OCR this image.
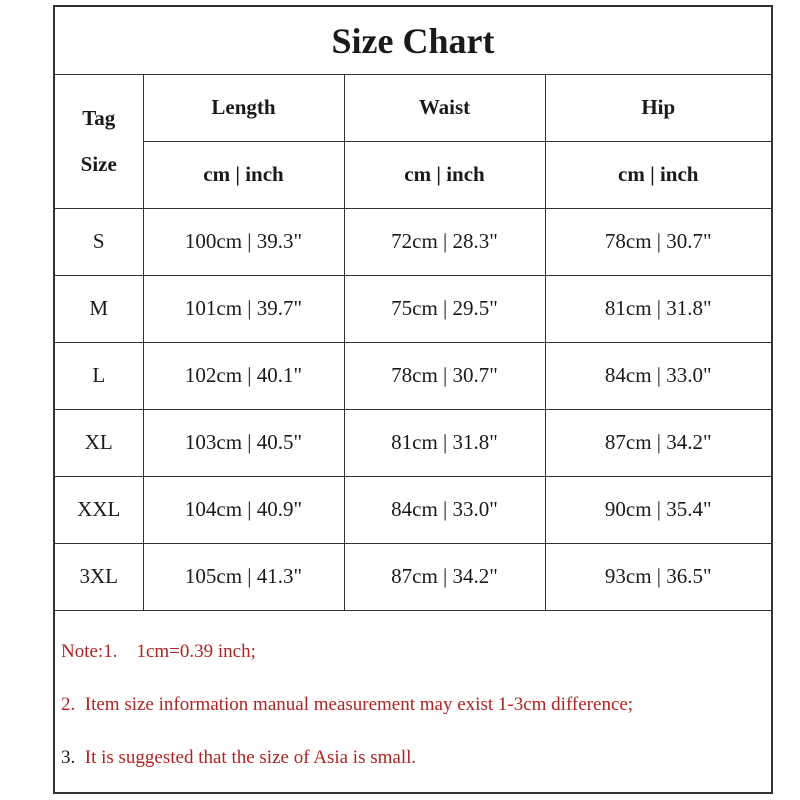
Size Chart
Tag
Size	Length	Waist	Hip
	cm | inch	cm | inch	cm | inch
S	100cm | 39.3"	72cm | 28.3"	78cm | 30.7"
M	101cm | 39.7"	75cm | 29.5"	81cm | 31.8"
L	102cm | 40.1"	78cm | 30.7"	84cm | 33.0"
XL	103cm | 40.5"	81cm | 31.8"	87cm | 34.2"
XXL	104cm | 40.9"	84cm | 33.0"	90cm | 35.4"
3XL	105cm | 41.3"	87cm | 34.2"	93cm | 36.5"
Note:1.    1cm=0.39 inch;
2.  Item size information manual measurement may exist 1-3cm difference;
3.  It is suggested that the size of Asia is small.
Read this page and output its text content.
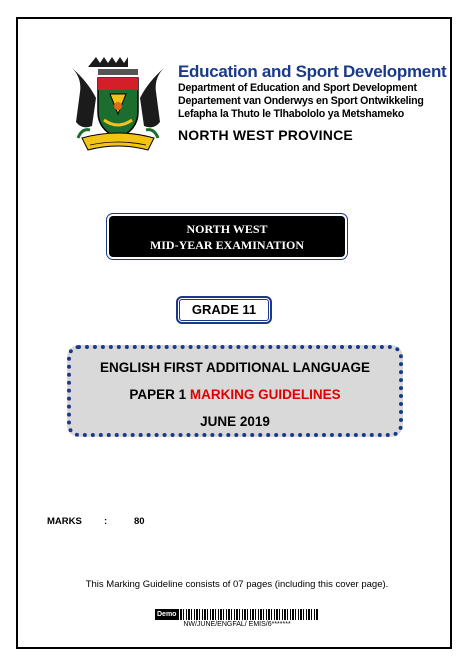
Education and Sport Development
Department of Education and Sport Development
Departement van Onderwys en Sport Ontwikkeling
Lefapha la Thuto le Tlhabololo ya Metshameko
NORTH WEST PROVINCE
NORTH WEST
MID-YEAR EXAMINATION
GRADE 11
ENGLISH FIRST ADDITIONAL LANGUAGE
PAPER 1 MARKING GUIDELINES
JUNE 2019
MARKS :	80
This Marking Guideline consists of 07 pages (including this cover page).
Demo
NW/JUNE/ENGFAL/ EMIS/6*******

WHAT TO DO ::
Reproduce each entry precisely. Leave the pictures out.

EXERCISE SOLUTION ::
OCR this image.
Size Chart
Tag
Size	Length	Waist	Hip
	cm | inch	cm | inch	cm | inch
S	100cm | 39.3"	72cm | 28.3"	78cm | 30.7"
M	101cm | 39.7"	75cm | 29.5"	81cm | 31.8"
L	102cm | 40.1"	78cm | 30.7"	84cm | 33.0"
XL	103cm | 40.5"	81cm | 31.8"	87cm | 34.2"
XXL	104cm | 40.9"	84cm | 33.0"	90cm | 35.4"
3XL	105cm | 41.3"	87cm | 34.2"	93cm | 36.5"
Note:1.    1cm=0.39 inch;
2.  Item size information manual measurement may exist 1-3cm difference;
3.  It is suggested that the size of Asia is small.
Read this page and output its text content.
Education and Sport Development
Department of Education and Sport Development
Departement van Onderwys en Sport Ontwikkeling
Lefapha la Thuto le Tlhabololo ya Metshameko
NORTH WEST PROVINCE
NORTH WEST
MID-YEAR EXAMINATION
GRADE 11
ENGLISH FIRST ADDITIONAL LANGUAGE
PAPER 1 MARKING GUIDELINES
JUNE 2019
MARKS :	80
This Marking Guideline consists of 07 pages (including this cover page).
Demo
NW/JUNE/ENGFAL/ EMIS/6*******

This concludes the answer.